## STATED PROBLEM
The records underneath are to be repeated exactly, with the pictures left out.

## ENTRIES SUPPLIED
** Start **

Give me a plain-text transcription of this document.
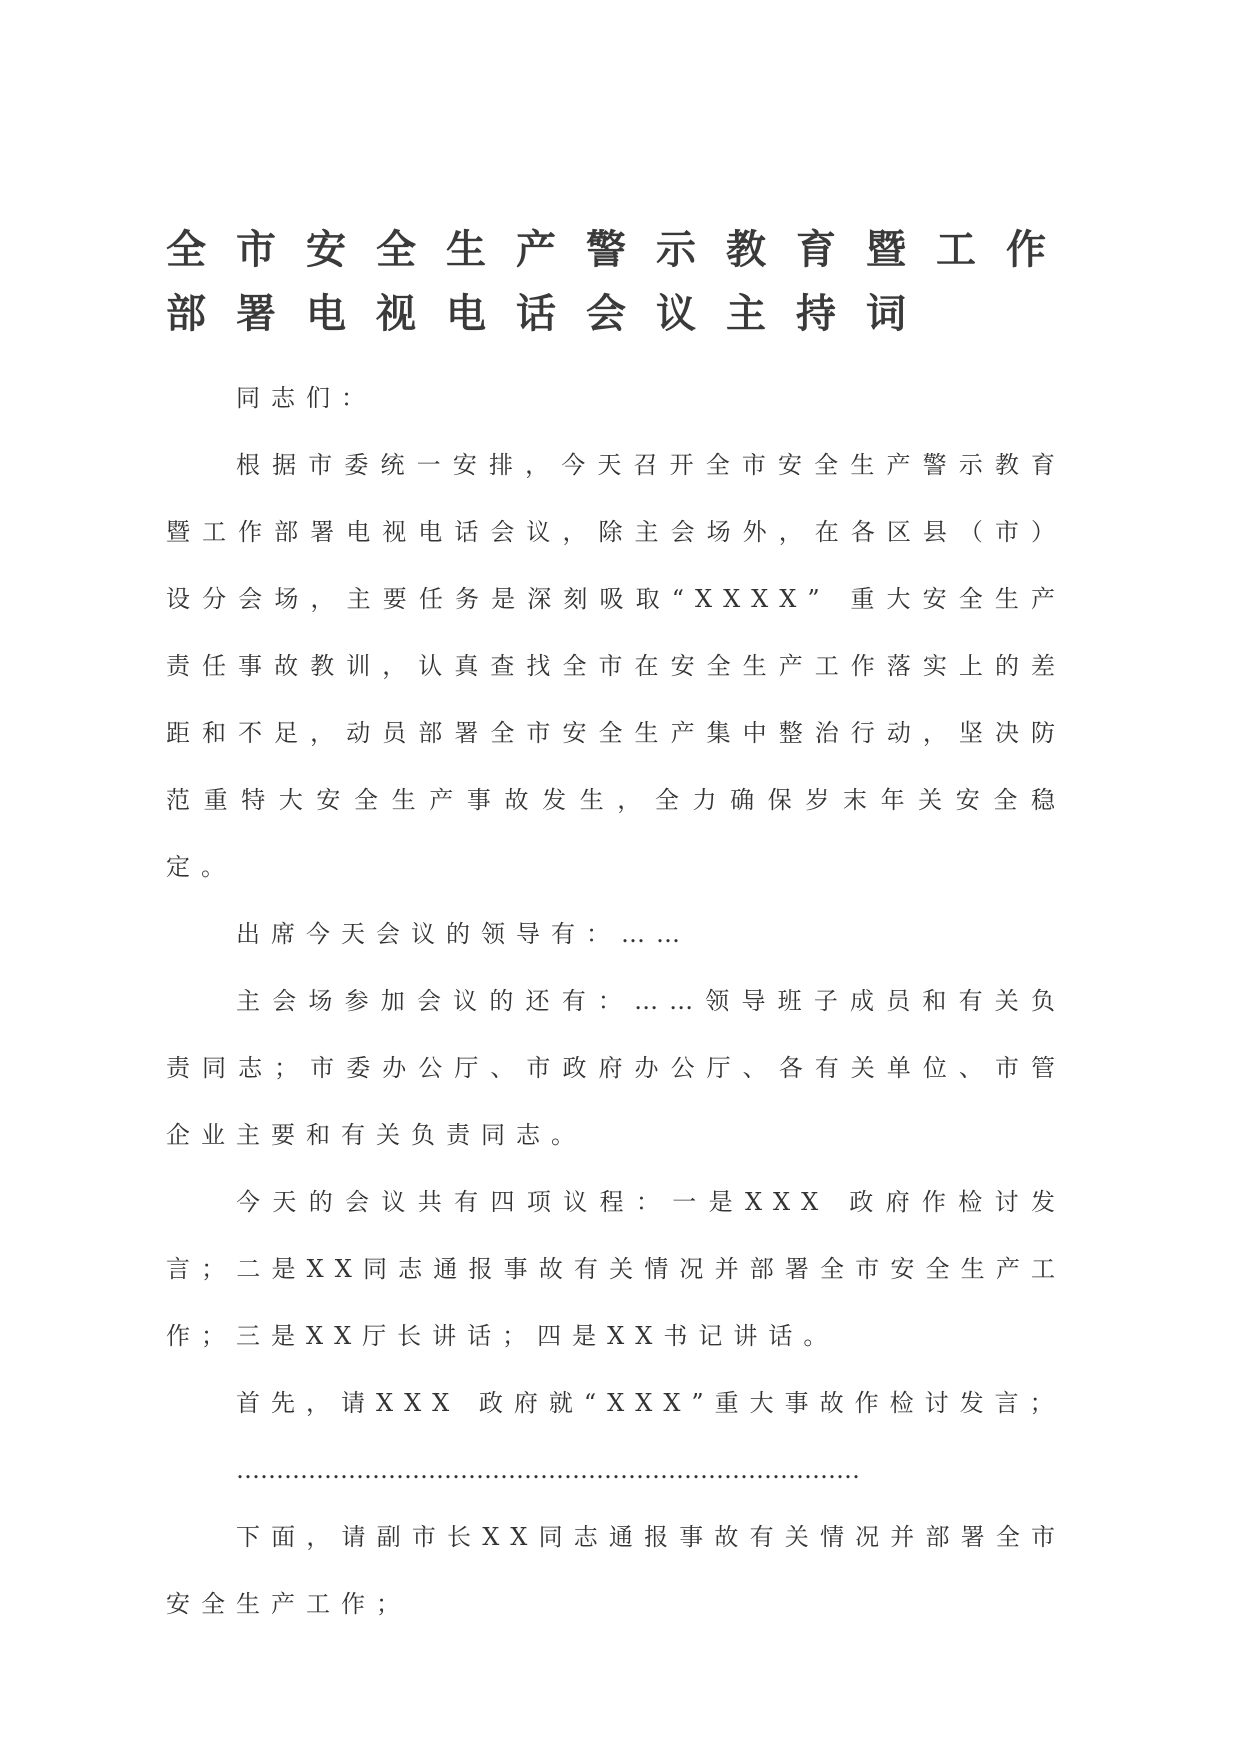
全市安全生产警示教育暨工作
部署电视电话会议主持词

同志们：

根据市委统一安排，今天召开全市安全生产警示教育暨工作部署电视电话会议，除主会场外，在各区县（市）设分会场，主要任务是深刻吸取“XXXX” 重大安全生产责任事故教训，认真查找全市在安全生产工作落实上的差距和不足，动员部署全市安全生产集中整治行动，坚决防范重特大安全生产事故发生，全力确保岁末年关安全稳定。

出席今天会议的领导有：……

主会场参加会议的还有：……领导班子成员和有关负责同志；市委办公厅、市政府办公厅、各有关单位、市管企业主要和有关负责同志。

今天的会议共有四项议程：一是XXX 政府作检讨发言；二是XX同志通报事故有关情况并部署全市安全生产工作；三是XX厅长讲话；四是XX书记讲话。

首先，请XXX 政府就“XXX”重大事故作检讨发言；

……………………………………………………………………

下面，请副市长XX同志通报事故有关情况并部署全市安全生产工作；
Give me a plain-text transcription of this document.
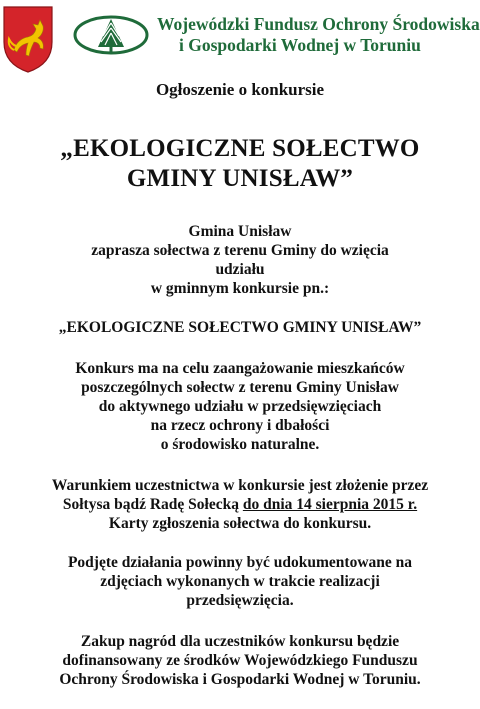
Wojewódzki Fundusz Ochrony Środowiska
i Gospodarki Wodnej w Toruniu
Ogłoszenie o konkursie
„EKOLOGICZNE SOŁECTWO
GMINY UNISŁAW”
Gmina Unisław
zaprasza sołectwa z terenu Gminy do wzięcia
udziału
w gminnym konkursie pn.:
„EKOLOGICZNE SOŁECTWO GMINY UNISŁAW”
Konkurs ma na celu zaangażowanie mieszkańców
poszczególnych sołectw z terenu Gminy Unisław
do aktywnego udziału w przedsięwzięciach
na rzecz ochrony i dbałości
o środowisko naturalne.
Warunkiem uczestnictwa w konkursie jest złożenie przez
Sołtysa bądź Radę Sołecką do dnia 14 sierpnia 2015 r.
Karty zgłoszenia sołectwa do konkursu.
Podjęte działania powinny być udokumentowane na
zdjęciach wykonanych w trakcie realizacji
przedsięwzięcia.
Zakup nagród dla uczestników konkursu będzie
dofinansowany ze środków Wojewódzkiego Funduszu
Ochrony Środowiska i Gospodarki Wodnej w Toruniu.
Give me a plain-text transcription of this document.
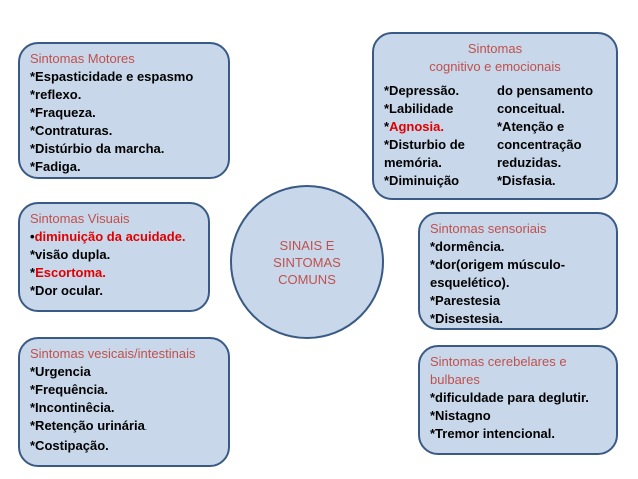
Sintomas Motores
*Espasticidade e espasmo
*reflexo.
*Fraqueza.
*Contraturas.
*Distúrbio da marcha.
*Fadiga.
Sintomas Visuais
•diminuição da acuidade.
*visão dupla.
*Escortoma.
*Dor ocular.
Sintomas vesicais/intestinais
*Urgencia
*Frequência.
*Incontinêcia.
*Retenção urinária.
*Costipação.
SINAIS E
SINTOMAS
COMUNS
Sintomas
cognitivo e emocionais
*Depressão.
*Labilidade
*Agnosia.
*Disturbio de memória.
*Diminuição
do pensamento conceitual.
*Atenção e concentração reduzidas.
*Disfasia.
Sintomas sensoriais
*dormência.
*dor(origem músculo-esquelético).
*Parestesia
*Disestesia.
Sintomas cerebelares e bulbares
*dificuldade para deglutir.
*Nistagno
*Tremor intencional.
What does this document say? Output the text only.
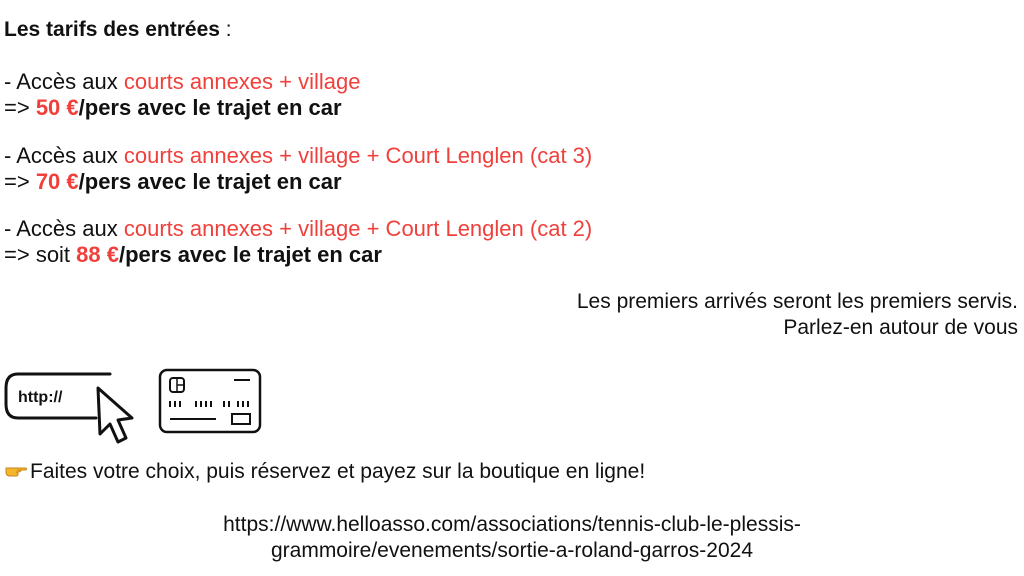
Les tarifs des entrées :
- Accès aux courts annexes + village
=> 50 €/pers avec le trajet en car
- Accès aux courts annexes + village + Court Lenglen (cat 3)
=> 70 €/pers avec le trajet en car
- Accès aux courts annexes + village + Court Lenglen (cat 2)
=> soit 88 €/pers avec le trajet en car
Les premiers arrivés seront les premiers servis.
Parlez-en autour de vous
http://
Faites votre choix, puis réservez et payez sur la boutique en ligne!
https://www.helloasso.com/associations/tennis-club-le-plessis-
grammoire/evenements/sortie-a-roland-garros-2024
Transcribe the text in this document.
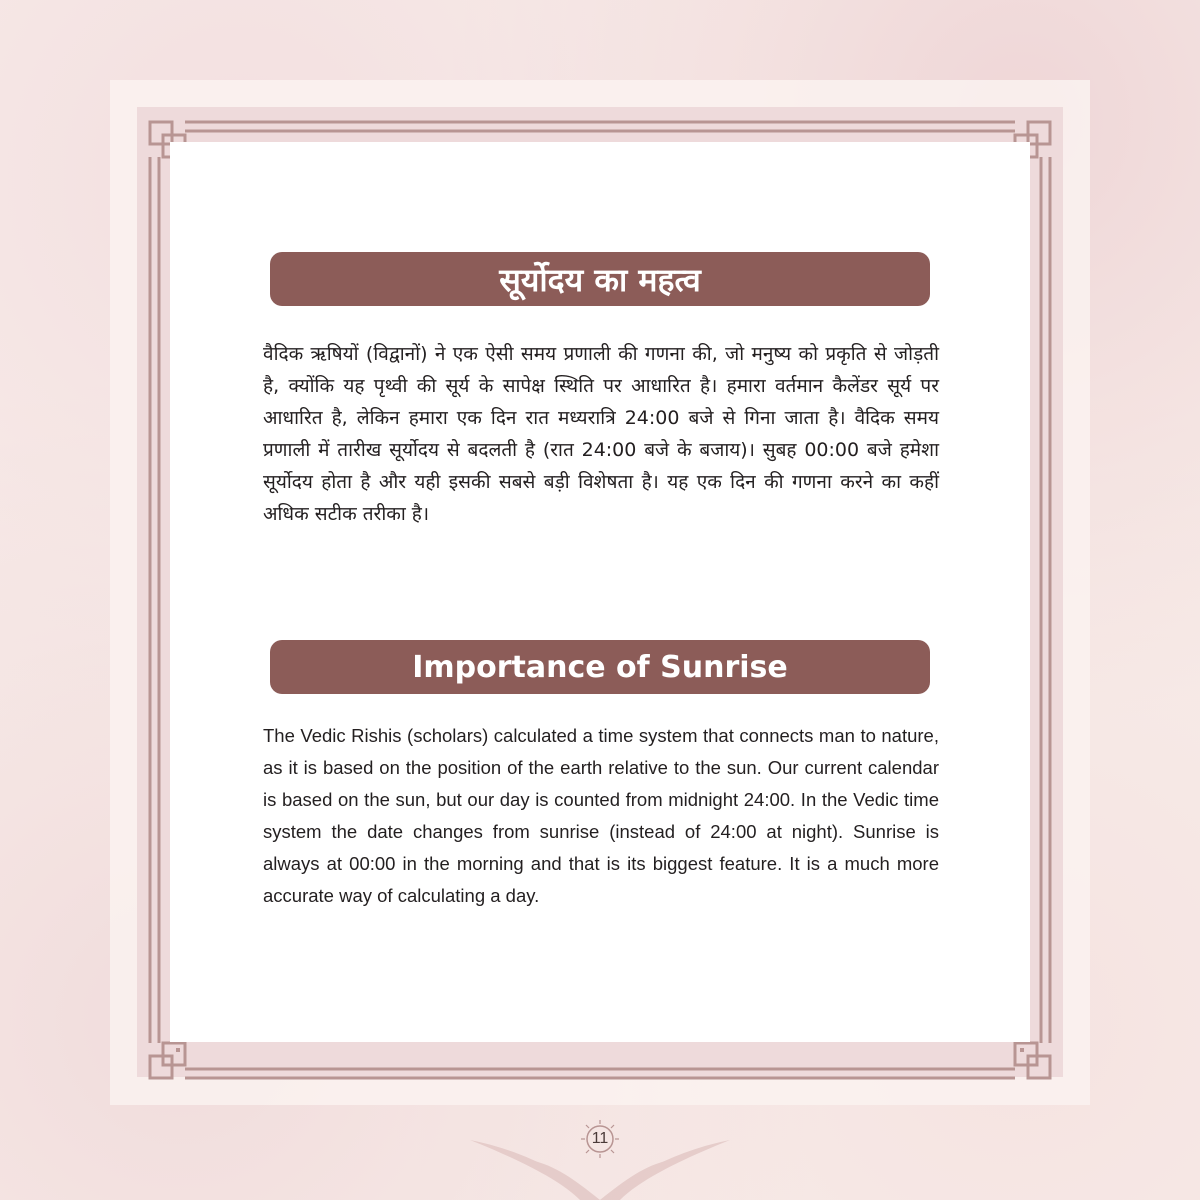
सूर्योदय का महत्व
वैदिक ऋषियों (विद्वानों) ने एक ऐसी समय प्रणाली की गणना की, जो मनुष्य को प्रकृति से जोड़ती है, क्योंकि यह पृथ्वी की सूर्य के सापेक्ष स्थिति पर आधारित है। हमारा वर्तमान कैलेंडर सूर्य पर आधारित है, लेकिन हमारा एक दिन रात मध्यरात्रि 24:00 बजे से गिना जाता है। वैदिक समय प्रणाली में तारीख सूर्योदय से बदलती है (रात 24:00 बजे के बजाय)। सुबह 00:00 बजे हमेशा सूर्योदय होता है और यही इसकी सबसे बड़ी विशेषता है। यह एक दिन की गणना करने का कहीं अधिक सटीक तरीका है।
Importance of Sunrise
The Vedic Rishis (scholars) calculated a time system that connects man to nature, as it is based on the position of the earth relative to the sun. Our current calendar is based on the sun, but our day is counted from midnight 24:00. In the Vedic time system the date changes from sunrise (instead of 24:00 at night). Sunrise is always at 00:00 in the morning and that is its biggest feature. It is a much more accurate way of calculating a day.
11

** End **

## REPLY
Give me a plain-text transcription of this document.
全市安全生产警示教育暨工作
部署电视电话会议主持词

同志们：

根据市委统一安排，今天召开全市安全生产警示教育暨工作部署电视电话会议，除主会场外，在各区县（市）设分会场，主要任务是深刻吸取“XXXX” 重大安全生产责任事故教训，认真查找全市在安全生产工作落实上的差距和不足，动员部署全市安全生产集中整治行动，坚决防范重特大安全生产事故发生，全力确保岁末年关安全稳定。

出席今天会议的领导有：……

主会场参加会议的还有：……领导班子成员和有关负责同志；市委办公厅、市政府办公厅、各有关单位、市管企业主要和有关负责同志。

今天的会议共有四项议程：一是XXX 政府作检讨发言；二是XX同志通报事故有关情况并部署全市安全生产工作；三是XX厅长讲话；四是XX书记讲话。

首先，请XXX 政府就“XXX”重大事故作检讨发言；

……………………………………………………………………

下面，请副市长XX同志通报事故有关情况并部署全市安全生产工作；
Give me a plain-text transcription of this document.
Wojewódzki Fundusz Ochrony Środowiska
i Gospodarki Wodnej w Toruniu
Ogłoszenie o konkursie
„EKOLOGICZNE SOŁECTWO
GMINY UNISŁAW”
Gmina Unisław
zaprasza sołectwa z terenu Gminy do wzięcia
udziału
w gminnym konkursie pn.:
„EKOLOGICZNE SOŁECTWO GMINY UNISŁAW”
Konkurs ma na celu zaangażowanie mieszkańców
poszczególnych sołectw z terenu Gminy Unisław
do aktywnego udziału w przedsięwzięciach
na rzecz ochrony i dbałości
o środowisko naturalne.
Warunkiem uczestnictwa w konkursie jest złożenie przez
Sołtysa bądź Radę Sołecką do dnia 14 sierpnia 2015 r.
Karty zgłoszenia sołectwa do konkursu.
Podjęte działania powinny być udokumentowane na
zdjęciach wykonanych w trakcie realizacji
przedsięwzięcia.
Zakup nagród dla uczestników konkursu będzie
dofinansowany ze środków Wojewódzkiego Funduszu
Ochrony Środowiska i Gospodarki Wodnej w Toruniu.
Give me a plain-text transcription of this document.
Sintomas Motores
*Espasticidade e espasmo
*reflexo.
*Fraqueza.
*Contraturas.
*Distúrbio da marcha.
*Fadiga.
Sintomas Visuais
•diminuição da acuidade.
*visão dupla.
*Escortoma.
*Dor ocular.
Sintomas vesicais/intestinais
*Urgencia
*Frequência.
*Incontinêcia.
*Retenção urinária.
*Costipação.
SINAIS E
SINTOMAS
COMUNS
Sintomas
cognitivo e emocionais
*Depressão.
*Labilidade
*Agnosia.
*Disturbio de memória.
*Diminuição
do pensamento conceitual.
*Atenção e concentração reduzidas.
*Disfasia.
Sintomas sensoriais
*dormência.
*dor(origem músculo-esquelético).
*Parestesia
*Disestesia.
Sintomas cerebelares e bulbares
*dificuldade para deglutir.
*Nistagno
*Tremor intencional.
What does this document say? Output the text only.
Les tarifs des entrées :
- Accès aux courts annexes + village
=> 50 €/pers avec le trajet en car
- Accès aux courts annexes + village + Court Lenglen (cat 3)
=> 70 €/pers avec le trajet en car
- Accès aux courts annexes + village + Court Lenglen (cat 2)
=> soit 88 €/pers avec le trajet en car
Les premiers arrivés seront les premiers servis.
Parlez-en autour de vous
http://
Faites votre choix, puis réservez et payez sur la boutique en ligne!
https://www.helloasso.com/associations/tennis-club-le-plessis-
grammoire/evenements/sortie-a-roland-garros-2024
Transcribe the text in this document.
सूर्योदय का महत्व
वैदिक ऋषियों (विद्वानों) ने एक ऐसी समय प्रणाली की गणना की, जो मनुष्य को प्रकृति से जोड़ती है, क्योंकि यह पृथ्वी की सूर्य के सापेक्ष स्थिति पर आधारित है। हमारा वर्तमान कैलेंडर सूर्य पर आधारित है, लेकिन हमारा एक दिन रात मध्यरात्रि 24:00 बजे से गिना जाता है। वैदिक समय प्रणाली में तारीख सूर्योदय से बदलती है (रात 24:00 बजे के बजाय)। सुबह 00:00 बजे हमेशा सूर्योदय होता है और यही इसकी सबसे बड़ी विशेषता है। यह एक दिन की गणना करने का कहीं अधिक सटीक तरीका है।
Importance of Sunrise
The Vedic Rishis (scholars) calculated a time system that connects man to nature, as it is based on the position of the earth relative to the sun. Our current calendar is based on the sun, but our day is counted from midnight 24:00. In the Vedic time system the date changes from sunrise (instead of 24:00 at night). Sunrise is always at 00:00 in the morning and that is its biggest feature. It is a much more accurate way of calculating a day.
11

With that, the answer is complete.